* _TASK DATA_:
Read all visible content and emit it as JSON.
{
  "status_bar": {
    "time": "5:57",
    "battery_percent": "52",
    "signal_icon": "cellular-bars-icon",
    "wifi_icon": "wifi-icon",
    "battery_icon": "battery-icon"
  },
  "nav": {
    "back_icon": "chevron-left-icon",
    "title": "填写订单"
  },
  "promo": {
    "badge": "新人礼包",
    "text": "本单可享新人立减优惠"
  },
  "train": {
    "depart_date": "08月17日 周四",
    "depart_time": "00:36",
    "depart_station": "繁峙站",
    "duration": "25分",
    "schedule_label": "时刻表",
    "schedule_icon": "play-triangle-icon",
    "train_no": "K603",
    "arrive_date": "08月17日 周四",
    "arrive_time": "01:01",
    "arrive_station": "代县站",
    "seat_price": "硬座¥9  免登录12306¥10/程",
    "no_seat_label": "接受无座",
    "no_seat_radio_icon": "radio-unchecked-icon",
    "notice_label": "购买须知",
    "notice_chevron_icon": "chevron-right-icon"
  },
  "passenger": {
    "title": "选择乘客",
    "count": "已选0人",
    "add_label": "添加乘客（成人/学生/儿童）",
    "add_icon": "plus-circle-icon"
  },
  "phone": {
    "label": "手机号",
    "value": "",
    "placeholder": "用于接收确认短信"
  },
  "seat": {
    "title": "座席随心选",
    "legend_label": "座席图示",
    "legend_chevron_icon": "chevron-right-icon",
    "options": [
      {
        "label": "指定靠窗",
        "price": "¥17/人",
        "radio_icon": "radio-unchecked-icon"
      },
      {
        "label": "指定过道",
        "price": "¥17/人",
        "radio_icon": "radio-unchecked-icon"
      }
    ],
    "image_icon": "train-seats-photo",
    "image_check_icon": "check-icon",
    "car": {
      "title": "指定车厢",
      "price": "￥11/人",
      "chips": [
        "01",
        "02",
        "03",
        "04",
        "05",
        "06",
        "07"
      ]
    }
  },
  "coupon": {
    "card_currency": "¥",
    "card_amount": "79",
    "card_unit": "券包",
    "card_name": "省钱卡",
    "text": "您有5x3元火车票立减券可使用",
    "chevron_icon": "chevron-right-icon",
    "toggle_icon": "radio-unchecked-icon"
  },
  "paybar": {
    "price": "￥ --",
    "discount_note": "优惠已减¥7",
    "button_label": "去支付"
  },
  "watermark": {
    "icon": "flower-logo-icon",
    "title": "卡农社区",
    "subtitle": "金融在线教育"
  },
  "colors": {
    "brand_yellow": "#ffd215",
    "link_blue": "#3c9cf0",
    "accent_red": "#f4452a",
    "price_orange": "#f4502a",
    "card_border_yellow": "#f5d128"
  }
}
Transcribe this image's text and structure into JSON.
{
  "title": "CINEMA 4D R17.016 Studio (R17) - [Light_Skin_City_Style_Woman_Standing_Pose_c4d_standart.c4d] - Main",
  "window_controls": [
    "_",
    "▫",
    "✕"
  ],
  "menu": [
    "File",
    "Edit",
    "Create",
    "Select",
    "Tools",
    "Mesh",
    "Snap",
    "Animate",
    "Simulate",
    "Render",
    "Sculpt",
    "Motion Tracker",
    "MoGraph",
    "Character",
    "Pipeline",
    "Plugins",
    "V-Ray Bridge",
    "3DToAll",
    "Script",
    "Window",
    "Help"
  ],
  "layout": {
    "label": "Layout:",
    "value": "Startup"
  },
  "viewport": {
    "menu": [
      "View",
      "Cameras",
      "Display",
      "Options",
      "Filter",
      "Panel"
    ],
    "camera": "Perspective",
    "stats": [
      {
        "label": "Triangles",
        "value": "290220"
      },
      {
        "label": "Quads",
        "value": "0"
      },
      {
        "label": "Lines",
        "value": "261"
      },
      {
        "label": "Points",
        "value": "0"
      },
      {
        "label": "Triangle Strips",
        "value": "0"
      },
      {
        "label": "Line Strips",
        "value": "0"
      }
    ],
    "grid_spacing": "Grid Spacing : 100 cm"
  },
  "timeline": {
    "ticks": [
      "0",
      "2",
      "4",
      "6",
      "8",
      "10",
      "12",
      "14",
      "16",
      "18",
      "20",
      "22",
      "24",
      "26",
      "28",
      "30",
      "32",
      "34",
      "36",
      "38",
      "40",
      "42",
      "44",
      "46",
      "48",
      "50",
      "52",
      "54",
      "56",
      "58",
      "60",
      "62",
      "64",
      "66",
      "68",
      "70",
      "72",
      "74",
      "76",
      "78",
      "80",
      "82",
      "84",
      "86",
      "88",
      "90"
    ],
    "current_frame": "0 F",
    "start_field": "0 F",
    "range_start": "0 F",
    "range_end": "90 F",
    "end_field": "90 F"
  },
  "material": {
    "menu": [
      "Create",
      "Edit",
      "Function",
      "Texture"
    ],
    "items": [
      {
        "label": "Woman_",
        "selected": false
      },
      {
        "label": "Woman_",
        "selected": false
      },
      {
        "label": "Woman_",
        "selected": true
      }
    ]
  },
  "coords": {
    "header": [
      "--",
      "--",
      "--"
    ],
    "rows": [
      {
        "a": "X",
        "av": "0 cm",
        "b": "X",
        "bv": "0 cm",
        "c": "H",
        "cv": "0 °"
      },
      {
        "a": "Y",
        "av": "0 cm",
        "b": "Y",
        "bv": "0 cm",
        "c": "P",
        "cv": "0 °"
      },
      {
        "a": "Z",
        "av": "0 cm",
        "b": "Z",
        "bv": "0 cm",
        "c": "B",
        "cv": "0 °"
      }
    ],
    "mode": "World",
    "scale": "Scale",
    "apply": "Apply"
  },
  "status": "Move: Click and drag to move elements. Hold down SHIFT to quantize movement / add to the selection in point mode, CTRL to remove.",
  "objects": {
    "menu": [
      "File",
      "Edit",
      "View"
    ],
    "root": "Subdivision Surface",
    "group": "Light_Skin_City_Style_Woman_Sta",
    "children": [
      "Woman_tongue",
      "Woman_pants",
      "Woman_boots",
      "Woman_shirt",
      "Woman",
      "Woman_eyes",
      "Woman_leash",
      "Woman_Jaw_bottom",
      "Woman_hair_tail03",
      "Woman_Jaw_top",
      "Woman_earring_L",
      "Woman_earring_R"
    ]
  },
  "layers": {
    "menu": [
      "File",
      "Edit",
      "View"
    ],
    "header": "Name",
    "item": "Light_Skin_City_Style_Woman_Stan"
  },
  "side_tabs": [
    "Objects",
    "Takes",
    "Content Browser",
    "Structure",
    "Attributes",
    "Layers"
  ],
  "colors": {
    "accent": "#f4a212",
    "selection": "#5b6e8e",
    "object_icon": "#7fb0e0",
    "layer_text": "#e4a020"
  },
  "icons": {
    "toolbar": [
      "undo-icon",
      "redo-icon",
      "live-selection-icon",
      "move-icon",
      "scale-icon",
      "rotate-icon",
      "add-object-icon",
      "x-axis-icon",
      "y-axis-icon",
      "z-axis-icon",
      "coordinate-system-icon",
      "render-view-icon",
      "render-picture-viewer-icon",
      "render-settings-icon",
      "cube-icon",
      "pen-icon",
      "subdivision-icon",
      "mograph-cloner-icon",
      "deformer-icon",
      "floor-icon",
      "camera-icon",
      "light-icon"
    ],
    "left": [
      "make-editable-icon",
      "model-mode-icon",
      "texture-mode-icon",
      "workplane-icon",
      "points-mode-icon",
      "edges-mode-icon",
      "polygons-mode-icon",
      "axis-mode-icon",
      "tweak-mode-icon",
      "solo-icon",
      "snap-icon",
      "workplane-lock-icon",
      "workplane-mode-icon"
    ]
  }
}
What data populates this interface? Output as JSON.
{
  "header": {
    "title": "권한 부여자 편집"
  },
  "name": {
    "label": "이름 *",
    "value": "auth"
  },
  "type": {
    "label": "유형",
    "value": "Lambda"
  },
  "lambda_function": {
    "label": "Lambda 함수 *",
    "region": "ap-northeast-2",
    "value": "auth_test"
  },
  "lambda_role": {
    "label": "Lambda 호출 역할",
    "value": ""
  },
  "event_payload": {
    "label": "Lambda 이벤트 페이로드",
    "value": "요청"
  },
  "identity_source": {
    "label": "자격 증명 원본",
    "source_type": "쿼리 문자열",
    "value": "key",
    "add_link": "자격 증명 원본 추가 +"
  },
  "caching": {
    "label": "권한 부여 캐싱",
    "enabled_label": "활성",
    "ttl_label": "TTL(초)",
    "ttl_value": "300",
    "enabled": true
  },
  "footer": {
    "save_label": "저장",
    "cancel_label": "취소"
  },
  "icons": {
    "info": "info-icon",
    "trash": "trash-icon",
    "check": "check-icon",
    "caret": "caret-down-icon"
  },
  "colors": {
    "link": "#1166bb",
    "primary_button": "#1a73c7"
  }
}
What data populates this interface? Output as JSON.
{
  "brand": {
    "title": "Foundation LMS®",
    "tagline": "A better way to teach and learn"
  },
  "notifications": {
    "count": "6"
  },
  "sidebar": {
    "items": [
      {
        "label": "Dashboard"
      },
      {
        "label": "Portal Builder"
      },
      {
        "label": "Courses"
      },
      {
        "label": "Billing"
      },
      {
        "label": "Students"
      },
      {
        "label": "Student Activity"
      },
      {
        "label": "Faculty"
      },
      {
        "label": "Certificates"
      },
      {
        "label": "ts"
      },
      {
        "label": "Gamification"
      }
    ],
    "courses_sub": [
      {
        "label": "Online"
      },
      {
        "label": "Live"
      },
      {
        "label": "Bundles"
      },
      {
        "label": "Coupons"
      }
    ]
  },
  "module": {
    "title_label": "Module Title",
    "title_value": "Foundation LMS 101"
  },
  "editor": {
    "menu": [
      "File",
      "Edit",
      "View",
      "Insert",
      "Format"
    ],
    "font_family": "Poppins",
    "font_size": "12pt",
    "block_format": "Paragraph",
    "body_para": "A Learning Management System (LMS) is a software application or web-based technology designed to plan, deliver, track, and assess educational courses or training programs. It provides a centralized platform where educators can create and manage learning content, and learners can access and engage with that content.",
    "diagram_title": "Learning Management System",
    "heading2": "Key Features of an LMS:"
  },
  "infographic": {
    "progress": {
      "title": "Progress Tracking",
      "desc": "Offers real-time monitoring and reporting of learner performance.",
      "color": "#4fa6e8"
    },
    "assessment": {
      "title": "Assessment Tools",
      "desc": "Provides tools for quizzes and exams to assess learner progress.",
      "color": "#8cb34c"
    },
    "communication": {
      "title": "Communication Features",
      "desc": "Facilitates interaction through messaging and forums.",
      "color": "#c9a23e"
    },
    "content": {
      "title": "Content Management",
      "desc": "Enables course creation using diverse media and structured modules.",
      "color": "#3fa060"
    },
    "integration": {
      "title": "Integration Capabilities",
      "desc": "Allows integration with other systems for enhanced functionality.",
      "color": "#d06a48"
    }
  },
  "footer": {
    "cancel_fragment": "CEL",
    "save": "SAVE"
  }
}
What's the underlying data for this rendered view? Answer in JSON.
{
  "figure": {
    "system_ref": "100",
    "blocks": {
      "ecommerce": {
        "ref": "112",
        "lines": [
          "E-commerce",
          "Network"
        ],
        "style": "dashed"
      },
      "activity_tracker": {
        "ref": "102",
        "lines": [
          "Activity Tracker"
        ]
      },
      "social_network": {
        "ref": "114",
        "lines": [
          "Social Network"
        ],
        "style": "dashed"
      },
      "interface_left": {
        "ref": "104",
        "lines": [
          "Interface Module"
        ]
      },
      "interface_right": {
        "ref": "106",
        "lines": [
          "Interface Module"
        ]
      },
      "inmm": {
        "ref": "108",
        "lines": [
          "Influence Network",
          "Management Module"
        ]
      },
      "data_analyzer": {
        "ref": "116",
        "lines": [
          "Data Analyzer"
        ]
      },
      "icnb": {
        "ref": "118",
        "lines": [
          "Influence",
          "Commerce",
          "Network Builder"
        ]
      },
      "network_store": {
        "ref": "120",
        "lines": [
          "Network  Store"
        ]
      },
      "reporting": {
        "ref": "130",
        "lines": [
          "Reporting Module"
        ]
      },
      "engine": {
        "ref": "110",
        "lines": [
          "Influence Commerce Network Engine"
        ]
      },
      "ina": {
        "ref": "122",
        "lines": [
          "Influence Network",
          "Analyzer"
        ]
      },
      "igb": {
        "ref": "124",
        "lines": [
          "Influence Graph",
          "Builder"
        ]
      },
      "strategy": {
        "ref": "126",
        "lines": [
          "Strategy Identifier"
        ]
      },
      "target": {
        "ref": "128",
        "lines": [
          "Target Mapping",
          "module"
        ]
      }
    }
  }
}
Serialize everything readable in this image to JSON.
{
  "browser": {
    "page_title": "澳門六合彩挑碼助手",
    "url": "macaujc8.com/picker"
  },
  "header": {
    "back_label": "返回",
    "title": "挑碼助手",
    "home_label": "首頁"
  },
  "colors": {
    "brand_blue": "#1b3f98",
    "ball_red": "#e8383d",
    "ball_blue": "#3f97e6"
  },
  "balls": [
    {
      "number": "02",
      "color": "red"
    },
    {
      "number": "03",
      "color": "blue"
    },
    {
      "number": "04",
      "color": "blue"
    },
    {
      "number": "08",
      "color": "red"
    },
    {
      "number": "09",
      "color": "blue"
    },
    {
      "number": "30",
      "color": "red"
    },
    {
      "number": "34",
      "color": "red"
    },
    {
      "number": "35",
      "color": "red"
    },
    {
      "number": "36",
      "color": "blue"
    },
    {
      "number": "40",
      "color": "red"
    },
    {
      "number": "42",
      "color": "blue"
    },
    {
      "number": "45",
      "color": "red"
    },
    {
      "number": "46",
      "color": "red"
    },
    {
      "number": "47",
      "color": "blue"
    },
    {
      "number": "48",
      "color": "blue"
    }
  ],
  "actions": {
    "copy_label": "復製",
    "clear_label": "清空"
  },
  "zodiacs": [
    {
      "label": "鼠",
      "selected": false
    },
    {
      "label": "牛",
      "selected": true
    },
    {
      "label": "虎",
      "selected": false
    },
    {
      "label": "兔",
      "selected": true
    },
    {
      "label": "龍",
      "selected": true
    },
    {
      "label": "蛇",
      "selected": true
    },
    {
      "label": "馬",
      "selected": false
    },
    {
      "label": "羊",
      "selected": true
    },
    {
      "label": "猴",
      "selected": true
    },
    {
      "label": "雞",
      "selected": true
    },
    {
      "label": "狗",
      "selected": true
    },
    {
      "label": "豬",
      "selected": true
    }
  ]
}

* _EXERCISE INSTRUCTIONS_: Select and copy every line from the records that includes the word "JSON".

* _EXERCISE RESPONSE_:
Read all visible content and emit it as JSON.
Transcribe this image's text and structure into JSON.
What data populates this interface? Output as JSON.
What data populates this interface? Output as JSON.
What's the underlying data for this rendered view? Answer in JSON.
Serialize everything readable in this image to JSON.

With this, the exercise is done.